-- start of Data excerpts --

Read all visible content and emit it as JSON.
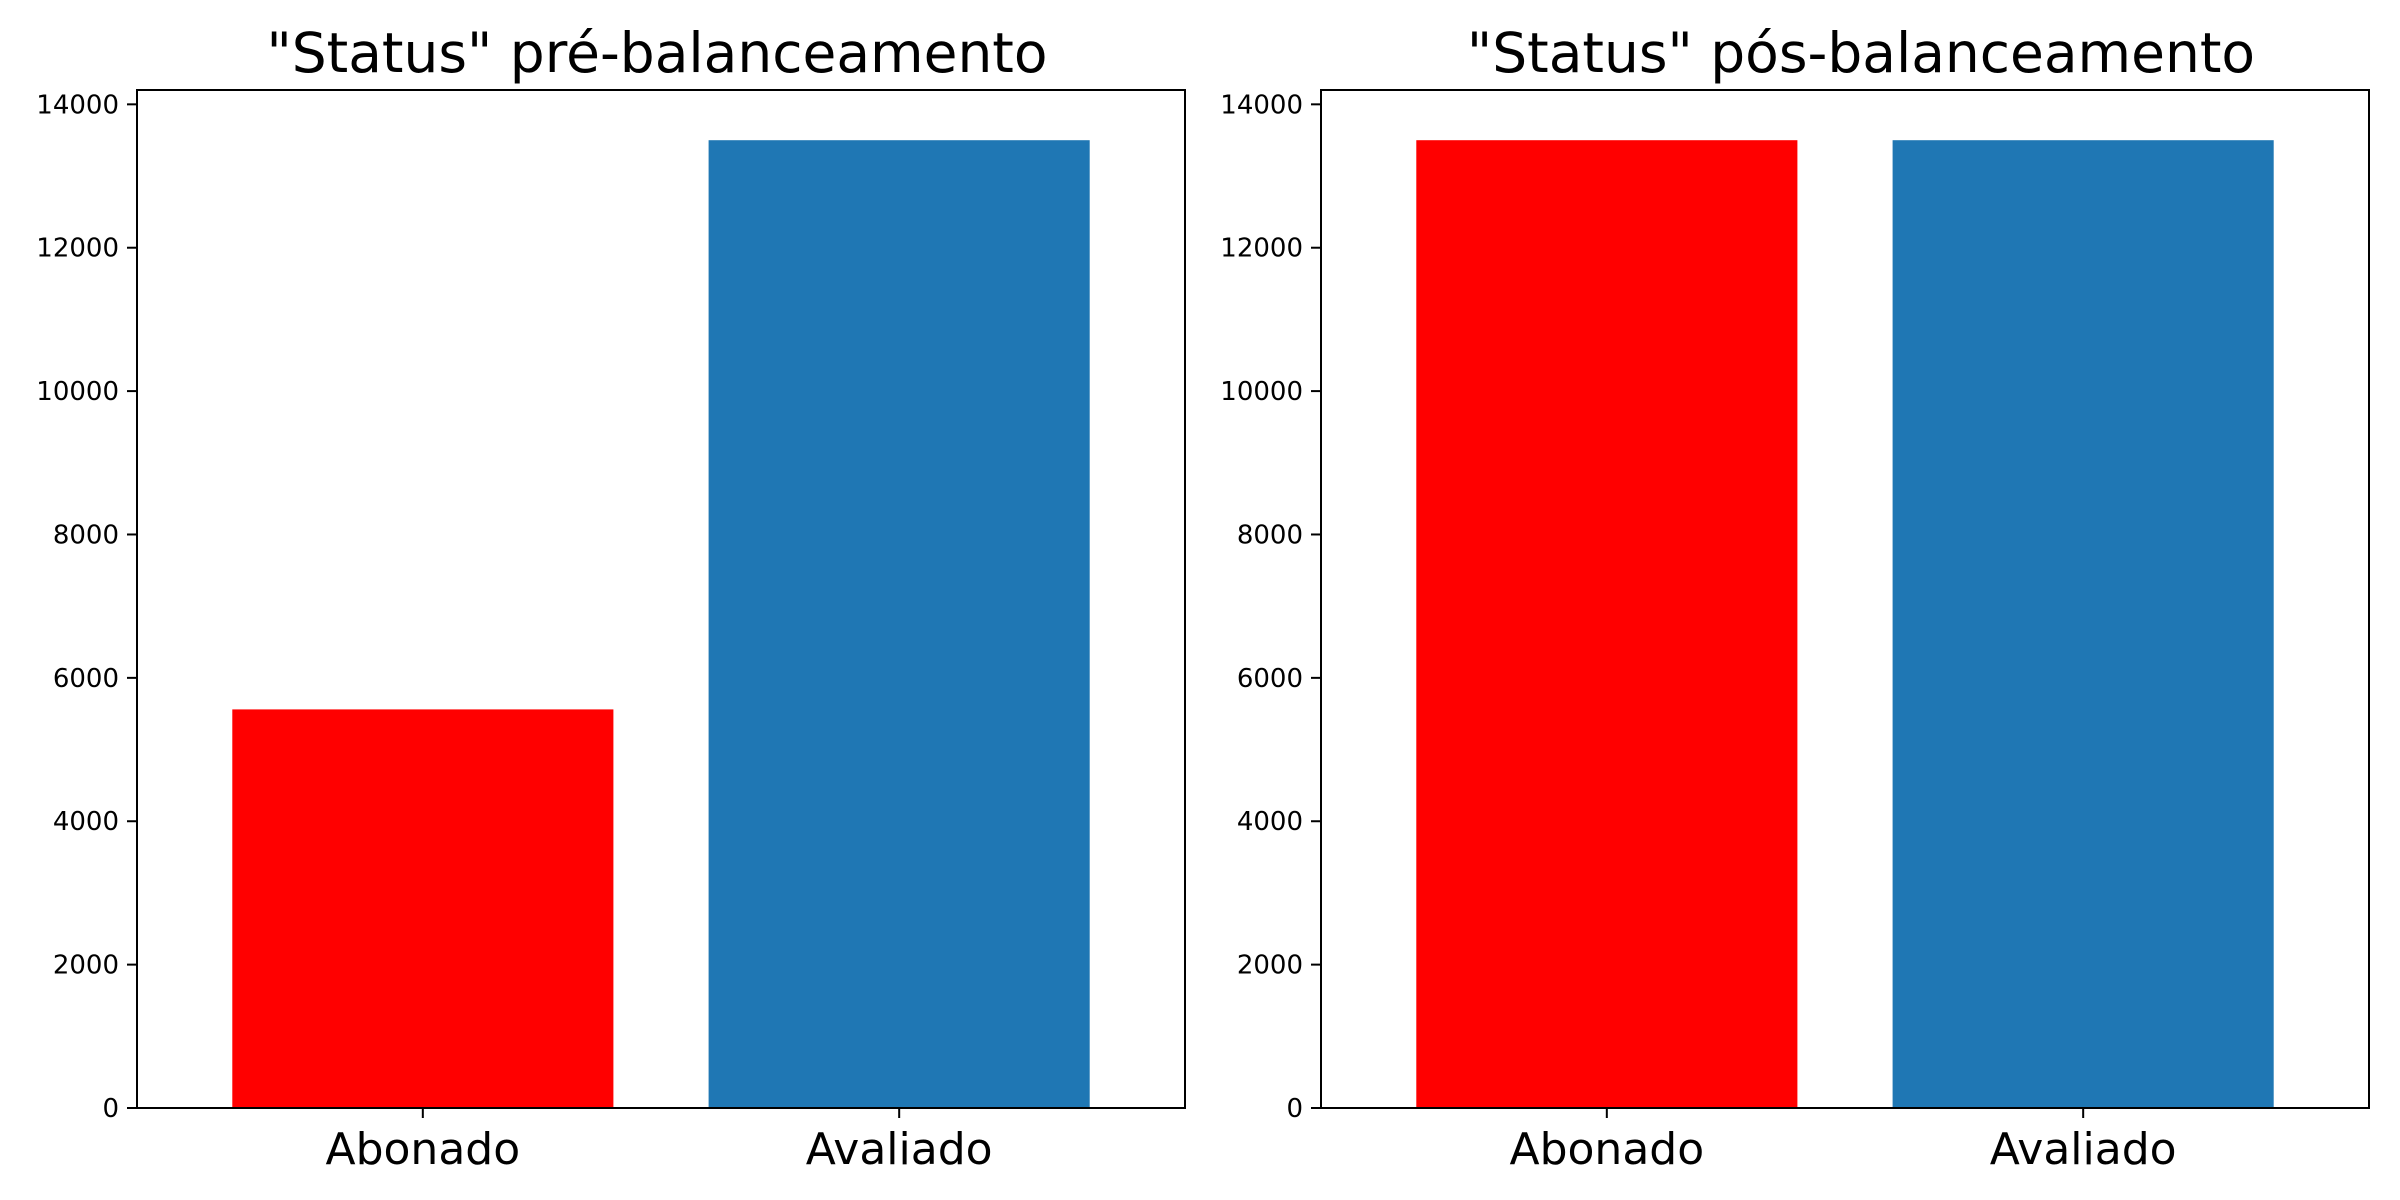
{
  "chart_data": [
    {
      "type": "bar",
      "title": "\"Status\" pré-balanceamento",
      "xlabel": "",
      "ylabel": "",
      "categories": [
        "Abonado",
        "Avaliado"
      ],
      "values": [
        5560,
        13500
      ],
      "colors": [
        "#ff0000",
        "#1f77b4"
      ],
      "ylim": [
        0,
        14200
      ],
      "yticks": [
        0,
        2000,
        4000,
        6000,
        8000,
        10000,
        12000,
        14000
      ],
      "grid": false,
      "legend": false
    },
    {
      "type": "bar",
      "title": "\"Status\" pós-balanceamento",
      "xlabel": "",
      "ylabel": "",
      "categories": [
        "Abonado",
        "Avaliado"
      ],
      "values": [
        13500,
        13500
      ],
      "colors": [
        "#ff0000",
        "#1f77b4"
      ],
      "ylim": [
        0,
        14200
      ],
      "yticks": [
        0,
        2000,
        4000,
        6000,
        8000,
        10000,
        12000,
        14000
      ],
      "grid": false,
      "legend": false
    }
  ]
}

-- end of Data excerpts --
-- start of Data excerpts --

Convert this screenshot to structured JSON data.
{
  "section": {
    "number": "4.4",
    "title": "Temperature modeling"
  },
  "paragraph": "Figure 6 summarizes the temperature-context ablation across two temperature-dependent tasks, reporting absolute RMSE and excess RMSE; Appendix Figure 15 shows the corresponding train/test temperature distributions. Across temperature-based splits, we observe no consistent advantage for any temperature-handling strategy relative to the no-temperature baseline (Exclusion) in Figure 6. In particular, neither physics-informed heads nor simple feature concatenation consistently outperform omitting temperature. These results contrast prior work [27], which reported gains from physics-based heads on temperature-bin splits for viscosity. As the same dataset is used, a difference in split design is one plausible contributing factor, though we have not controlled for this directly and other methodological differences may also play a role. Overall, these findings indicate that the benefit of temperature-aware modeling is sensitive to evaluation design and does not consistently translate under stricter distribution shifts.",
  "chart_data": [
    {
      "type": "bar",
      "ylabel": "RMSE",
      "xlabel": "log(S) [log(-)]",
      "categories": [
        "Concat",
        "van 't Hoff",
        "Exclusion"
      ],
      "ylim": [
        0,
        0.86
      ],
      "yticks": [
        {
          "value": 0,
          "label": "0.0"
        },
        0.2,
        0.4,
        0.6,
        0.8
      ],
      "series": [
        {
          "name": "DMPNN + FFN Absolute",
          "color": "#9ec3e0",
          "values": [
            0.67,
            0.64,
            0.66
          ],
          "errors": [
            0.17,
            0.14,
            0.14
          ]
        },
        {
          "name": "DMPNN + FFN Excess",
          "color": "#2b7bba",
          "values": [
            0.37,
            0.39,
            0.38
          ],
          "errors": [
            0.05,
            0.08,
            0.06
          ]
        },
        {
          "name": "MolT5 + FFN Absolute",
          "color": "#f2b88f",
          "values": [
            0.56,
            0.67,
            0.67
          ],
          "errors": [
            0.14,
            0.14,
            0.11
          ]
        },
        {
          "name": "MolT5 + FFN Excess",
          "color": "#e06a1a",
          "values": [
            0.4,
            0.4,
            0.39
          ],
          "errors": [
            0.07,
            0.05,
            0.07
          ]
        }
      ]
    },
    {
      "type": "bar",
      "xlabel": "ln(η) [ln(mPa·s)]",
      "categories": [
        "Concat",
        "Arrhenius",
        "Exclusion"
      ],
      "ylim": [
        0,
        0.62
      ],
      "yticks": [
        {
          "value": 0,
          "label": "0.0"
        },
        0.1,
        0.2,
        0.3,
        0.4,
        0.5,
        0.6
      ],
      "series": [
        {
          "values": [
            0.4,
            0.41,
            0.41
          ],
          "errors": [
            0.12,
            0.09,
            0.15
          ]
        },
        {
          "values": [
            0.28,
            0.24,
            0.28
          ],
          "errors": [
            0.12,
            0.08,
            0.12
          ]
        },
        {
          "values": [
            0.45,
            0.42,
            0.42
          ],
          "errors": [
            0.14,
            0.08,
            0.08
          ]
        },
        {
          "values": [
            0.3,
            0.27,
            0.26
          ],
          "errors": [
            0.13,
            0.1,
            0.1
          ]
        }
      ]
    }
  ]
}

-- end of Data excerpts --

Task description:
Give the number of lines in the entries that hold the word "JSON", and nothing else.

Output for this exercise:
2